## Task to carry out
The records below are made of lines; count those holding the word "ffffff" and give the number only.

## Data provided
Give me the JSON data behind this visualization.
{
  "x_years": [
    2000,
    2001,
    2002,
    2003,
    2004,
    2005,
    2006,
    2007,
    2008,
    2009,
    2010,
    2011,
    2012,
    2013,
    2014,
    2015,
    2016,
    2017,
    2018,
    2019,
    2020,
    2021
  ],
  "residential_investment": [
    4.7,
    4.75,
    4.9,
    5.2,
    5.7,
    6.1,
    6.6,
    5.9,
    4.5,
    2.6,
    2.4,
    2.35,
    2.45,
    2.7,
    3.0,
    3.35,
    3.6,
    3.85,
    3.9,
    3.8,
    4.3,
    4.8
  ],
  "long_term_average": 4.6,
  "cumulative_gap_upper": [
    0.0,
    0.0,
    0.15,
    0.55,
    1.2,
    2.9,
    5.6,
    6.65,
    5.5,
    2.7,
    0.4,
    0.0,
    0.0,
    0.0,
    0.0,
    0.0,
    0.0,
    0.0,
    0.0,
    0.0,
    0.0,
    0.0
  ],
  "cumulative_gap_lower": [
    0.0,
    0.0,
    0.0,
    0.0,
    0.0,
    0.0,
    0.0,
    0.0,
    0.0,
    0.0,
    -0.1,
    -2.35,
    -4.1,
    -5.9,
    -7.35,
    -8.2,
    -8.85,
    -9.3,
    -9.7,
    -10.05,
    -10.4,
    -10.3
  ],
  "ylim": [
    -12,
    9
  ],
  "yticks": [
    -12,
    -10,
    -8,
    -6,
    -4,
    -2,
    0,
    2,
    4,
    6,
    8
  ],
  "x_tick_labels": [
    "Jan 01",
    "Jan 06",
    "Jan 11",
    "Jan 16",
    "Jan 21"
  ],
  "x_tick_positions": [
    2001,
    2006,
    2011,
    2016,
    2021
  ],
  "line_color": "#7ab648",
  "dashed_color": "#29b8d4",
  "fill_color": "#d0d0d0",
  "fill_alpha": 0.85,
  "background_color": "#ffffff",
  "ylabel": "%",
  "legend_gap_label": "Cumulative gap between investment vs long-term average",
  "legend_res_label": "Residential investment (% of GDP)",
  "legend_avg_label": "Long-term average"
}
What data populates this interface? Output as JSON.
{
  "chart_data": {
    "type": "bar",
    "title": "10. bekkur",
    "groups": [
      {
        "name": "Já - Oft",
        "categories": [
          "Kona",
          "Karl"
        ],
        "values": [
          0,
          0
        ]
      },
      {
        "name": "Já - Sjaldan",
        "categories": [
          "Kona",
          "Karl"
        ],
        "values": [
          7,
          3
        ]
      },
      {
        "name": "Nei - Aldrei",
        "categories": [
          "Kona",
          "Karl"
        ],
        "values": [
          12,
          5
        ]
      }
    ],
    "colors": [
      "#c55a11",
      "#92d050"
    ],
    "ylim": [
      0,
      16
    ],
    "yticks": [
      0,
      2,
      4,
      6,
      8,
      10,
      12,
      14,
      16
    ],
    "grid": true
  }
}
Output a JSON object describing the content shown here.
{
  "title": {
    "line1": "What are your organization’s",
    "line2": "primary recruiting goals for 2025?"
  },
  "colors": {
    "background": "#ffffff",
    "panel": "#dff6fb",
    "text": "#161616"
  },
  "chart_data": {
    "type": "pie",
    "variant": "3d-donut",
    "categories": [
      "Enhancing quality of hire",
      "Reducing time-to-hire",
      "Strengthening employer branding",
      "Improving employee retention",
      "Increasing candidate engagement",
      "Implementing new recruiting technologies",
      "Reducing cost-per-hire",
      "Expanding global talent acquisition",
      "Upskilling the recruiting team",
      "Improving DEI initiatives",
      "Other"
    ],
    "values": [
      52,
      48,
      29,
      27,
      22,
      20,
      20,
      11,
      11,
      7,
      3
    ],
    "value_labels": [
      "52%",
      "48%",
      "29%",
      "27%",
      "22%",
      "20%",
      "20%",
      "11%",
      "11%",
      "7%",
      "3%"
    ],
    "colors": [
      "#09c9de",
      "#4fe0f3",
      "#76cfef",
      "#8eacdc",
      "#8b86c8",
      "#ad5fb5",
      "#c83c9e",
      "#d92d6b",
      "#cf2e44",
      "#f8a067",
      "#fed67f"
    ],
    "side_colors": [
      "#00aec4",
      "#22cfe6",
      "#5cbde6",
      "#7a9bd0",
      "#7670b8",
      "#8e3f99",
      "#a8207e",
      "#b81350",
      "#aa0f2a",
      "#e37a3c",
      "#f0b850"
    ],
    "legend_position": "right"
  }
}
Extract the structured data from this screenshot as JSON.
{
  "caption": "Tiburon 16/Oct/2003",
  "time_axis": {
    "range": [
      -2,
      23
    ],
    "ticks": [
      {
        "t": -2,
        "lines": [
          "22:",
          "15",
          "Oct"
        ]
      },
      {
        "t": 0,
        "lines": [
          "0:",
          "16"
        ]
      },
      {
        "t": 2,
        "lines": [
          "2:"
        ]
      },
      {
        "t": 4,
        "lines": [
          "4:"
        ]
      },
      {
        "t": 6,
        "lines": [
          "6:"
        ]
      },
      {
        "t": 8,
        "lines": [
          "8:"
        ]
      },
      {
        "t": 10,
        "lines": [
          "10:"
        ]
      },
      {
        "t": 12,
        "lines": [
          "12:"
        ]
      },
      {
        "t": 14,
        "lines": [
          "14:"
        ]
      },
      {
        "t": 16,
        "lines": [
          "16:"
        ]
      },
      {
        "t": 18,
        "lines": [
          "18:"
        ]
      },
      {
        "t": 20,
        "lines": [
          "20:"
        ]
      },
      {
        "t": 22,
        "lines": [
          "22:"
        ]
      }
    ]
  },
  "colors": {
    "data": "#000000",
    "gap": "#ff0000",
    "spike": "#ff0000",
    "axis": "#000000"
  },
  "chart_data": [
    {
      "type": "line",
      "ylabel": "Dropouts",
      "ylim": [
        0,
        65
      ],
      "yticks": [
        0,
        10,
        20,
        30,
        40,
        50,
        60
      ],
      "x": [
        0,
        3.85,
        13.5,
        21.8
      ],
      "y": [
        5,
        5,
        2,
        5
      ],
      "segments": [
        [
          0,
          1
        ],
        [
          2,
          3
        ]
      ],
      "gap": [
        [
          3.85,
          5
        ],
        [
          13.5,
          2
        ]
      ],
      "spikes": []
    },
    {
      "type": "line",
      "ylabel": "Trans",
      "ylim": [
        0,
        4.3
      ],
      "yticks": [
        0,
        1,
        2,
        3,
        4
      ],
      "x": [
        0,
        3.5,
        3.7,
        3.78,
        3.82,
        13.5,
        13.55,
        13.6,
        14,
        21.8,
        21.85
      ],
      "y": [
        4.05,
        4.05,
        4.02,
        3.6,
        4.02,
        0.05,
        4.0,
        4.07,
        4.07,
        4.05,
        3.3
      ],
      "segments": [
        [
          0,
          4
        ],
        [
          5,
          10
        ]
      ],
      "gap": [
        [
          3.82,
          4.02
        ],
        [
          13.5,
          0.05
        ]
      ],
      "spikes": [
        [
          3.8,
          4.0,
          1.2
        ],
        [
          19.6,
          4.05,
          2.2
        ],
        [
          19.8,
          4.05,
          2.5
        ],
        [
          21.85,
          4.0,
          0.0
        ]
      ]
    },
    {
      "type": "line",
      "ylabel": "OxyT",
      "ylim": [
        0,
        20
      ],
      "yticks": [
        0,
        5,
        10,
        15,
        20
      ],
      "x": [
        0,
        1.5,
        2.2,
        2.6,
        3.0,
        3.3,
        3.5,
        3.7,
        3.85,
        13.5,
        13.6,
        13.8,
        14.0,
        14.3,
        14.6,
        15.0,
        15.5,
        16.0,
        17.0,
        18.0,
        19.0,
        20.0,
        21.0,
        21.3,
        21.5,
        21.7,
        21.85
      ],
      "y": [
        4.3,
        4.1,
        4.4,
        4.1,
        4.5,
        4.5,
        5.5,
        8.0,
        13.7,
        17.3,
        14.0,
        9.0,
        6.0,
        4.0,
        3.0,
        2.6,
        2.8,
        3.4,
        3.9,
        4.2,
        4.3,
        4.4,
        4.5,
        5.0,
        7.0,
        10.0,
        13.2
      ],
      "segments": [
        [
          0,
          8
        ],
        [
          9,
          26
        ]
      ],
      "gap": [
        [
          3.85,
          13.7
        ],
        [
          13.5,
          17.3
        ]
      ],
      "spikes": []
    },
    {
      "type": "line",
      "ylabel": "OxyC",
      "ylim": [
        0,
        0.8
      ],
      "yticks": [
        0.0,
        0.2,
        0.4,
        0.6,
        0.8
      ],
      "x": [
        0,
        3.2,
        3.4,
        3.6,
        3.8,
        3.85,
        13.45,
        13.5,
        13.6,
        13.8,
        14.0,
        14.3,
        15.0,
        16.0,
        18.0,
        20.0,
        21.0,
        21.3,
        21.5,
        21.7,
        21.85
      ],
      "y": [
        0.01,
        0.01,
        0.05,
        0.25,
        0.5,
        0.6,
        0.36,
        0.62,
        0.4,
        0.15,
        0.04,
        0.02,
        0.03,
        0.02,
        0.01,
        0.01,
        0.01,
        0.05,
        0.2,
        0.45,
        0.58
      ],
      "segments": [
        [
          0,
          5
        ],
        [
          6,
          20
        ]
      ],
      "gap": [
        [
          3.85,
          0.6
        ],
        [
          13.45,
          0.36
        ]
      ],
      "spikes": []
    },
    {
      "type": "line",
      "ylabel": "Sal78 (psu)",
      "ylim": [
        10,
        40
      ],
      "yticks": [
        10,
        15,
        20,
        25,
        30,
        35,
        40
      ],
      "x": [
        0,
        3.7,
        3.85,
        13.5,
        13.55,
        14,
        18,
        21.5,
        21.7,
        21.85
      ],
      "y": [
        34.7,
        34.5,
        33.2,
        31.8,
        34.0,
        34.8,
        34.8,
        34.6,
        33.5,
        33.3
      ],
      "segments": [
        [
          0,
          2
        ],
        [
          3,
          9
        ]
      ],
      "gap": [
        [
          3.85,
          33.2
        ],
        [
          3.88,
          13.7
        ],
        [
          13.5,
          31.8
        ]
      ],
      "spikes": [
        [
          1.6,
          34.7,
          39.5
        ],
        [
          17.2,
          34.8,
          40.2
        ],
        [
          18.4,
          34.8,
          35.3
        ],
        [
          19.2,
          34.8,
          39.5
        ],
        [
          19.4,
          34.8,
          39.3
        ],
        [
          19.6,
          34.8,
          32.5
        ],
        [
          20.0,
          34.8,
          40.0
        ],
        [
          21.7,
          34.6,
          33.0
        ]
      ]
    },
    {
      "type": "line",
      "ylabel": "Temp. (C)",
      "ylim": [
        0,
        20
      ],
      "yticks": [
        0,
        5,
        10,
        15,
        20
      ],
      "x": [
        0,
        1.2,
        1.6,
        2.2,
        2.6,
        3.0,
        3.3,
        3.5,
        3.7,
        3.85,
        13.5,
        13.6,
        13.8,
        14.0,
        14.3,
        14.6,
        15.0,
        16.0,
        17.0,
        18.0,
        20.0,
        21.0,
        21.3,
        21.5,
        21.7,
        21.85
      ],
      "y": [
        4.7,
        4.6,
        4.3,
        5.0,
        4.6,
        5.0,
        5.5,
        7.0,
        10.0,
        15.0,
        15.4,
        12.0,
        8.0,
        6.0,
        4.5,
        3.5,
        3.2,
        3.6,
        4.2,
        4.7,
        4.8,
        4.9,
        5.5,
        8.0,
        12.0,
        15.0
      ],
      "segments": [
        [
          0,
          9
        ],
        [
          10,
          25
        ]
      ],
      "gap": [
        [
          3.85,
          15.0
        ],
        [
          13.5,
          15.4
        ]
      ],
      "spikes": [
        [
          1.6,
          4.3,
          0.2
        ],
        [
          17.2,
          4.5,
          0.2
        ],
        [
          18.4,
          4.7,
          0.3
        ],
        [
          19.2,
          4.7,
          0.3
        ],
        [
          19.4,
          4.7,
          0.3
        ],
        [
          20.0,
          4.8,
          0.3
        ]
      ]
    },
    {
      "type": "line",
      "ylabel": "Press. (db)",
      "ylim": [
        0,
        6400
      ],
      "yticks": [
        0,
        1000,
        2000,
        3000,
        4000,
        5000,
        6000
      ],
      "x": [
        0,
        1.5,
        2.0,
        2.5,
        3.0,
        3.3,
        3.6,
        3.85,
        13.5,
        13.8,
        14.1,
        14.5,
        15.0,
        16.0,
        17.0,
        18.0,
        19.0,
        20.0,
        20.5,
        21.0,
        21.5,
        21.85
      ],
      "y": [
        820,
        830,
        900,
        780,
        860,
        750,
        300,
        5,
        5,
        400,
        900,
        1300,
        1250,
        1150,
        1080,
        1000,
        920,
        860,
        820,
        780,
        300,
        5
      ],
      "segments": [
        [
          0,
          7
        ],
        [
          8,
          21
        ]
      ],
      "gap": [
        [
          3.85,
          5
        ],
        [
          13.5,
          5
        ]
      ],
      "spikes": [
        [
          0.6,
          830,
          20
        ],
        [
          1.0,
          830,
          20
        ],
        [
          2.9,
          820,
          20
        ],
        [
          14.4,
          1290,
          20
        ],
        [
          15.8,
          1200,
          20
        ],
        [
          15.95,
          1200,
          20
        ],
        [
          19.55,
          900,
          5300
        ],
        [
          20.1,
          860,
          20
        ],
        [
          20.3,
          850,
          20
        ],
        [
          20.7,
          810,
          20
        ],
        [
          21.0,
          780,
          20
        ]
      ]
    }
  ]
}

## Written solution
2